• **What the exercise asks**: Locate every line in the records below that contains the word "Ressource", and copy each one.
--- Source data ---
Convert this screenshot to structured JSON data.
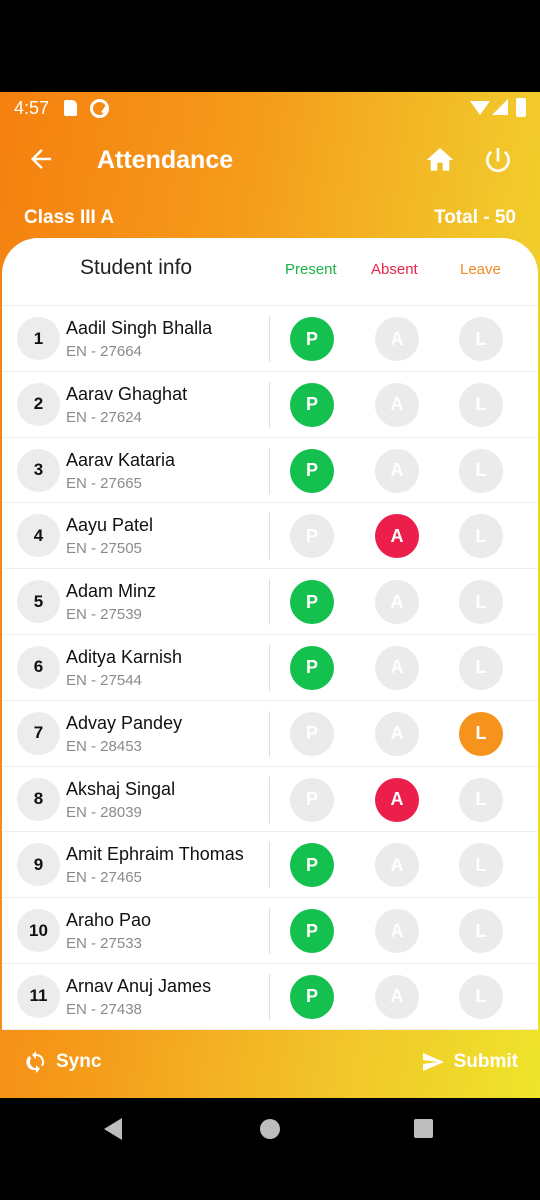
{
  "status_bar": {
    "time": "4:57"
  },
  "header": {
    "title": "Attendance"
  },
  "class_info": {
    "class_name": "Class III A",
    "total": "Total - 50"
  },
  "columns": {
    "student_info": "Student info",
    "present": "Present",
    "absent": "Absent",
    "leave": "Leave"
  },
  "button_labels": {
    "present": "P",
    "absent": "A",
    "leave": "L"
  },
  "status_colors": {
    "present": "#14c14e",
    "absent": "#ec1e4b",
    "leave": "#f5931c",
    "inactive": "#ebebeb"
  },
  "students": [
    {
      "num": "1",
      "name": "Aadil Singh Bhalla",
      "enroll": "EN - 27664",
      "status": "present"
    },
    {
      "num": "2",
      "name": "Aarav Ghaghat",
      "enroll": "EN - 27624",
      "status": "present"
    },
    {
      "num": "3",
      "name": "Aarav Kataria",
      "enroll": "EN - 27665",
      "status": "present"
    },
    {
      "num": "4",
      "name": "Aayu Patel",
      "enroll": "EN - 27505",
      "status": "absent"
    },
    {
      "num": "5",
      "name": "Adam Minz",
      "enroll": "EN - 27539",
      "status": "present"
    },
    {
      "num": "6",
      "name": "Aditya Karnish",
      "enroll": "EN - 27544",
      "status": "present"
    },
    {
      "num": "7",
      "name": "Advay Pandey",
      "enroll": "EN - 28453",
      "status": "leave"
    },
    {
      "num": "8",
      "name": "Akshaj Singal",
      "enroll": "EN - 28039",
      "status": "absent"
    },
    {
      "num": "9",
      "name": "Amit Ephraim Thomas",
      "enroll": "EN - 27465",
      "status": "present"
    },
    {
      "num": "10",
      "name": "Araho Pao",
      "enroll": "EN - 27533",
      "status": "present"
    },
    {
      "num": "11",
      "name": "Arnav Anuj James",
      "enroll": "EN - 27438",
      "status": "present"
    }
  ],
  "footer": {
    "sync_label": "Sync",
    "submit_label": "Submit"
  },
  "icons": {
    "back": "arrow-left-icon",
    "home": "home-icon",
    "power": "power-icon",
    "sync": "sync-icon",
    "submit": "send-icon"
  }
}
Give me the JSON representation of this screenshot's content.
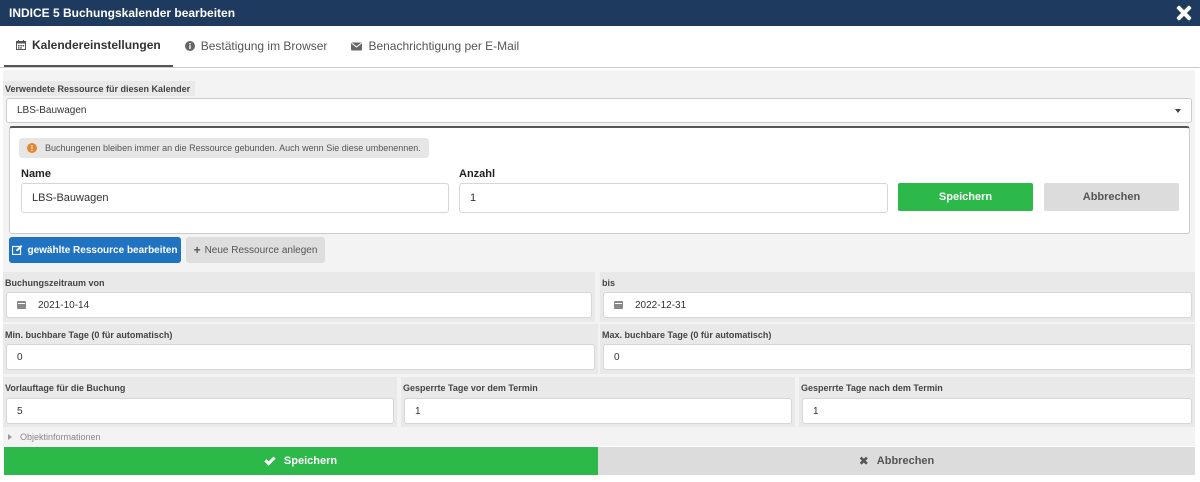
{
  "window": {
    "title": "INDICE 5 Buchungskalender bearbeiten"
  },
  "tabs": [
    {
      "label": "Kalendereinstellungen",
      "icon": "calendar-icon",
      "active": true
    },
    {
      "label": "Bestätigung im Browser",
      "icon": "info-icon",
      "active": false
    },
    {
      "label": "Benachrichtigung per E-Mail",
      "icon": "envelope-icon",
      "active": false
    }
  ],
  "resource": {
    "label": "Verwendete Ressource für diesen Kalender",
    "selected": "LBS-Bauwagen"
  },
  "edit_panel": {
    "warning": "Buchungenen bleiben immer an die Ressource gebunden. Auch wenn Sie diese umbenennen.",
    "name_label": "Name",
    "name_value": "LBS-Bauwagen",
    "count_label": "Anzahl",
    "count_value": "1",
    "save_label": "Speichern",
    "cancel_label": "Abbrechen"
  },
  "resource_actions": {
    "edit_label": "gewählte Ressource bearbeiten",
    "new_label": "Neue Ressource anlegen"
  },
  "booking": {
    "from_label": "Buchungszeitraum von",
    "from_value": "2021-10-14",
    "to_label": "bis",
    "to_value": "2022-12-31",
    "min_label": "Min. buchbare Tage (0 für automatisch)",
    "min_value": "0",
    "max_label": "Max. buchbare Tage (0 für automatisch)",
    "max_value": "0",
    "lead_label": "Vorlauftage für die Buchung",
    "lead_value": "5",
    "blocked_before_label": "Gesperrte Tage vor dem Termin",
    "blocked_before_value": "1",
    "blocked_after_label": "Gesperrte Tage nach dem Termin",
    "blocked_after_value": "1"
  },
  "object_info": {
    "label": "Objektinformationen"
  },
  "footer": {
    "save_label": "Speichern",
    "cancel_label": "Abbrechen"
  },
  "colors": {
    "titlebar": "#1f3a5f",
    "save_green": "#2db84a",
    "edit_blue": "#1f73c0",
    "warning_orange": "#e6872b"
  }
}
---
• **Output of the exercise**:
    "label": "Verwendete Ressource für diesen Kalender",
    "warning": "Buchungenen bleiben immer an die Ressource gebunden. Auch wenn Sie diese umbenennen.",
    "edit_label": "gewählte Ressource bearbeiten",
    "new_label": "Neue Ressource anlegen"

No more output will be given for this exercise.